Source data
>>>

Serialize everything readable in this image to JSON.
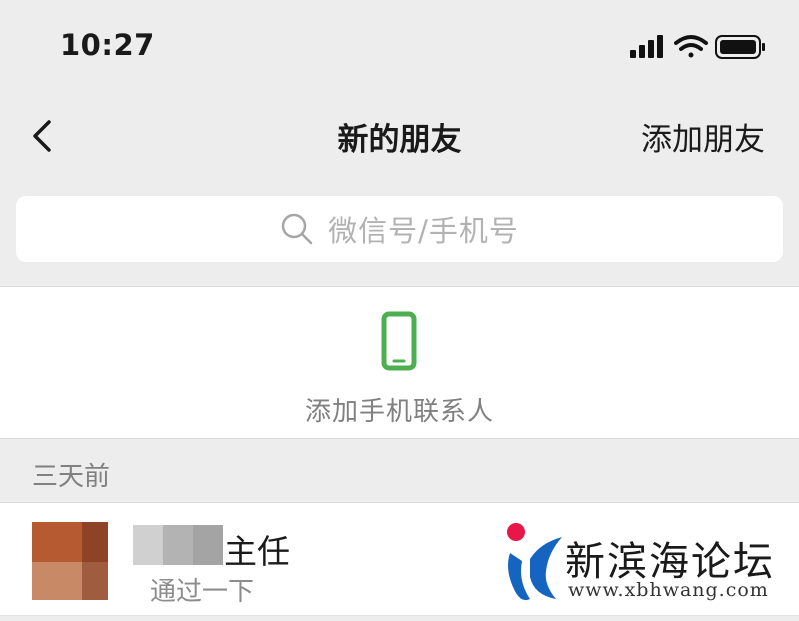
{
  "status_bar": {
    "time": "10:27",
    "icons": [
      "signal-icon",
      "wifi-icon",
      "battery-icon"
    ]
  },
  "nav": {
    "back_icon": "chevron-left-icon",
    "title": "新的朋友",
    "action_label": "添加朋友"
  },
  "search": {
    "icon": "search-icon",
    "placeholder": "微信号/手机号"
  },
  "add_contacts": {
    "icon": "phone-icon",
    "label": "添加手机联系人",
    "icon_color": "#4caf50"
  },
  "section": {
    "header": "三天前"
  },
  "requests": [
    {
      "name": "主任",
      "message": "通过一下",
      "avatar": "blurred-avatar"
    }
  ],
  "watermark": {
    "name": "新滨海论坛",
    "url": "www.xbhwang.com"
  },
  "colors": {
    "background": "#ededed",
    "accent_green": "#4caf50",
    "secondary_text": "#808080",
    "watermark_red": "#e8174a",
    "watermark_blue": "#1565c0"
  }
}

<<<
>>>

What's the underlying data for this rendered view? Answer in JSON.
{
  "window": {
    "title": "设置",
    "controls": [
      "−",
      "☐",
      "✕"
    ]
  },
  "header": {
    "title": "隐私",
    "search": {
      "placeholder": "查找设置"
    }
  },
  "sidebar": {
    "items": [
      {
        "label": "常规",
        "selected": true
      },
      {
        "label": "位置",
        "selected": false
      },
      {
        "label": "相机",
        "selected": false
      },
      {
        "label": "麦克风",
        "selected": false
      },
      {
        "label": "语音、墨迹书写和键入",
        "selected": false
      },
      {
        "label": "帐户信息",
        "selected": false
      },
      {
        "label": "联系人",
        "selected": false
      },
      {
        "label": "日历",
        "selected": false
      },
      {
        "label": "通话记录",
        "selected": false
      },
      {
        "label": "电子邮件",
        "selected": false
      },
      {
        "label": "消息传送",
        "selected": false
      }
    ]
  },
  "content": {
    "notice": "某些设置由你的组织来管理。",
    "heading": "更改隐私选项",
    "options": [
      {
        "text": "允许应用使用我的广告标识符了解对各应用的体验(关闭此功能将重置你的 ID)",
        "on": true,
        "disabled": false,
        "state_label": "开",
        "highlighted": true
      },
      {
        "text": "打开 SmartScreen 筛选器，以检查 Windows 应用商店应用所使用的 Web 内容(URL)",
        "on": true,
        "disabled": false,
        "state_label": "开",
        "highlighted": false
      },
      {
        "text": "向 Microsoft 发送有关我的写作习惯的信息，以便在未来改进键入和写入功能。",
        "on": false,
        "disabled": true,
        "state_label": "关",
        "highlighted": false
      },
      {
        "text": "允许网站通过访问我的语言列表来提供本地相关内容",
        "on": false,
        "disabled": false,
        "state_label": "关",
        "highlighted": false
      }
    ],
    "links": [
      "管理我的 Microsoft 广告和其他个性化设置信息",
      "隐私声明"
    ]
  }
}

<<<
>>>

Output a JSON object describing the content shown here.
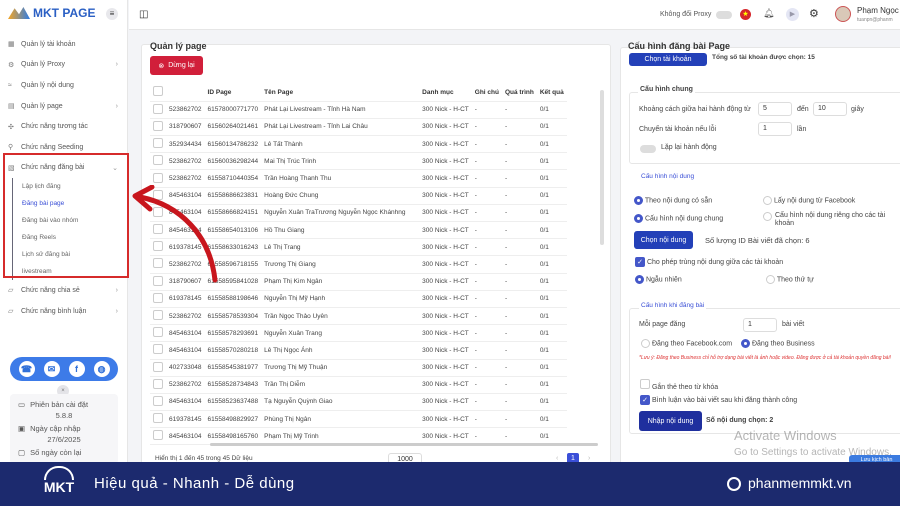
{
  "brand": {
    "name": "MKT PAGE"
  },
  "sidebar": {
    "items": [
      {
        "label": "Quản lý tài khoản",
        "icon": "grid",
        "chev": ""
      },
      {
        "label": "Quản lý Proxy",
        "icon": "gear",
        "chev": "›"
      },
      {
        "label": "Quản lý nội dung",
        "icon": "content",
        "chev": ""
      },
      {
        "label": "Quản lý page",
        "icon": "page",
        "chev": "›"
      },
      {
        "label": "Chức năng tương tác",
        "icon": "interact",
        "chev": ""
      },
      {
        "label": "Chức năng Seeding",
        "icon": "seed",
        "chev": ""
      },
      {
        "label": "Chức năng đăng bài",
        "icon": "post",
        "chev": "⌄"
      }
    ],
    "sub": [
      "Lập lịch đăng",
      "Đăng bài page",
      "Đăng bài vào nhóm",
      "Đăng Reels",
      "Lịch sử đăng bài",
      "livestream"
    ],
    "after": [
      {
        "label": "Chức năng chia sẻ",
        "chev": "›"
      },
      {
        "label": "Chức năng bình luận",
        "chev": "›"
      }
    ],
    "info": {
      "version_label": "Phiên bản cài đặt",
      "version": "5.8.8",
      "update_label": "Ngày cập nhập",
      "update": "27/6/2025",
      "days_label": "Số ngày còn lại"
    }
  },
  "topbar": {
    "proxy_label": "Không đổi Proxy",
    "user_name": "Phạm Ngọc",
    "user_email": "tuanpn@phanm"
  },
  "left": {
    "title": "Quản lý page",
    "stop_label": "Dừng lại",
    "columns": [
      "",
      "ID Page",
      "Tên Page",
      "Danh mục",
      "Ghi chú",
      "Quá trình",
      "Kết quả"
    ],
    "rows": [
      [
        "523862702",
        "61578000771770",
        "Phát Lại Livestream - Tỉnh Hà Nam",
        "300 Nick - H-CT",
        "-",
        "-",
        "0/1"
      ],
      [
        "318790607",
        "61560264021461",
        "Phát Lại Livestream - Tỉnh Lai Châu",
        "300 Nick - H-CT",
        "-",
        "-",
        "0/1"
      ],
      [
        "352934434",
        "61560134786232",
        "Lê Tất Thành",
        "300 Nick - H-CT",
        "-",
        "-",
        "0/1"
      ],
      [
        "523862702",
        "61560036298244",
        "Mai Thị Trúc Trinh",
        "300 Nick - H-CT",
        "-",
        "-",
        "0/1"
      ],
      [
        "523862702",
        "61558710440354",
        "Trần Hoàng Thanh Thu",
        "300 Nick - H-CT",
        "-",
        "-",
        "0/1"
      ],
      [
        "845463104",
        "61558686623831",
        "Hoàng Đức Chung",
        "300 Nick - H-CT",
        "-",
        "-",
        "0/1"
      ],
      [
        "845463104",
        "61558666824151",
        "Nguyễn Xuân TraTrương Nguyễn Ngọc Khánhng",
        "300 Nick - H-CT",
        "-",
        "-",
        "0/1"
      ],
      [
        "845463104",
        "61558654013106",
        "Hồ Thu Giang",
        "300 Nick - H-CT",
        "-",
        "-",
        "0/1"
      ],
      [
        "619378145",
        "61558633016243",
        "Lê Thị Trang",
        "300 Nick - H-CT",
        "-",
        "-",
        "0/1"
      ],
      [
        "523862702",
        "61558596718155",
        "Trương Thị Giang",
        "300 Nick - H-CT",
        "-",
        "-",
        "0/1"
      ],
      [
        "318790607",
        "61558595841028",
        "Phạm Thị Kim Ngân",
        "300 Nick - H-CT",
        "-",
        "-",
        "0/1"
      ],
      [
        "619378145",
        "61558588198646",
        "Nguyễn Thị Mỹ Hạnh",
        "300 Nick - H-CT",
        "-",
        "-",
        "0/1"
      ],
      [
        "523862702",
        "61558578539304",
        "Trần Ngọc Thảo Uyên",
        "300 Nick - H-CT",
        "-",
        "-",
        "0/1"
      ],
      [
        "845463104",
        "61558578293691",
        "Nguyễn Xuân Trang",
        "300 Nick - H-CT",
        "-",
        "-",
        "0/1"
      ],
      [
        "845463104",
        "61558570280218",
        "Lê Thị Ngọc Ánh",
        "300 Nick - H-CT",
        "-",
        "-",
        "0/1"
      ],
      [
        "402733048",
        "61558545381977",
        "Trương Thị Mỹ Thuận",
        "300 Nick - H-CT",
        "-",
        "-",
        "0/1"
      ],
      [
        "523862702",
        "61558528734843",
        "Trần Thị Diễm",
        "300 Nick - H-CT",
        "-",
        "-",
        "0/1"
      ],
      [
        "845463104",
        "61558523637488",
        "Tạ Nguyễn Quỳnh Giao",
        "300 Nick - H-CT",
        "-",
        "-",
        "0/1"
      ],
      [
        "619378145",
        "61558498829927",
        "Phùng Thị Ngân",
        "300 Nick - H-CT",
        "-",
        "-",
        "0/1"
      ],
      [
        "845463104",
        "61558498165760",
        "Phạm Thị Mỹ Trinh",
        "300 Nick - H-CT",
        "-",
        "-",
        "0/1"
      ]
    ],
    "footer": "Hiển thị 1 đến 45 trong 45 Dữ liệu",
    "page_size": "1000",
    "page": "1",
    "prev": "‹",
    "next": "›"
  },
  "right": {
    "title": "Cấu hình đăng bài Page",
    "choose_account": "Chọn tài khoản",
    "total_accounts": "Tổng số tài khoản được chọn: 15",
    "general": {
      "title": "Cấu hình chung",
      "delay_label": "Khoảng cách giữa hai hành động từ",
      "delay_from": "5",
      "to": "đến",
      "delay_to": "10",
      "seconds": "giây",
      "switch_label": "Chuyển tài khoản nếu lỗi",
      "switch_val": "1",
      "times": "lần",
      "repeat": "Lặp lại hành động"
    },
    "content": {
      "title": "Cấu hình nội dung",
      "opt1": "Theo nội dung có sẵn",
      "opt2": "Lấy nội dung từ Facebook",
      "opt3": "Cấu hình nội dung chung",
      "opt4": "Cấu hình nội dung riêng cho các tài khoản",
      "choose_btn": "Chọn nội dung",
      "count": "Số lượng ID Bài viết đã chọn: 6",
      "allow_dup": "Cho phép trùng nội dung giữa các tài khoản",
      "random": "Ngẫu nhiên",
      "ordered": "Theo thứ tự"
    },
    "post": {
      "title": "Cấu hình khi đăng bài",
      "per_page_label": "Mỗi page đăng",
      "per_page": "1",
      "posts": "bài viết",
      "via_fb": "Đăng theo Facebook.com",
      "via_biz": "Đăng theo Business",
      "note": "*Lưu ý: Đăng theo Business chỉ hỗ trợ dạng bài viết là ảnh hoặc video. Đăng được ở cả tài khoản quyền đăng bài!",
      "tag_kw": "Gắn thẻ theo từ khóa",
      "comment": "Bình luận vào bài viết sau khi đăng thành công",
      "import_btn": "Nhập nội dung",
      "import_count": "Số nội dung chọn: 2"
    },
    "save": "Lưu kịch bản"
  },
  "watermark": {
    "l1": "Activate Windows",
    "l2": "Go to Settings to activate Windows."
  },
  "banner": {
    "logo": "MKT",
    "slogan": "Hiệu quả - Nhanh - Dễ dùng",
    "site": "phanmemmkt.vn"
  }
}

<<<

Aim of the exercise> Show all lines from the data above in which the word "dung" appears.

The solution>
        "label": "Quản lý nội dung",
      "title": "Cấu hình nội dung",
      "opt1": "Theo nội dung có sẵn",
      "opt2": "Lấy nội dung từ Facebook",
      "opt3": "Cấu hình nội dung chung",
      "opt4": "Cấu hình nội dung riêng cho các tài khoản",
      "choose_btn": "Chọn nội dung",
      "allow_dup": "Cho phép trùng nội dung giữa các tài khoản",
      "import_btn": "Nhập nội dung",
      "import_count": "Số nội dung chọn: 2"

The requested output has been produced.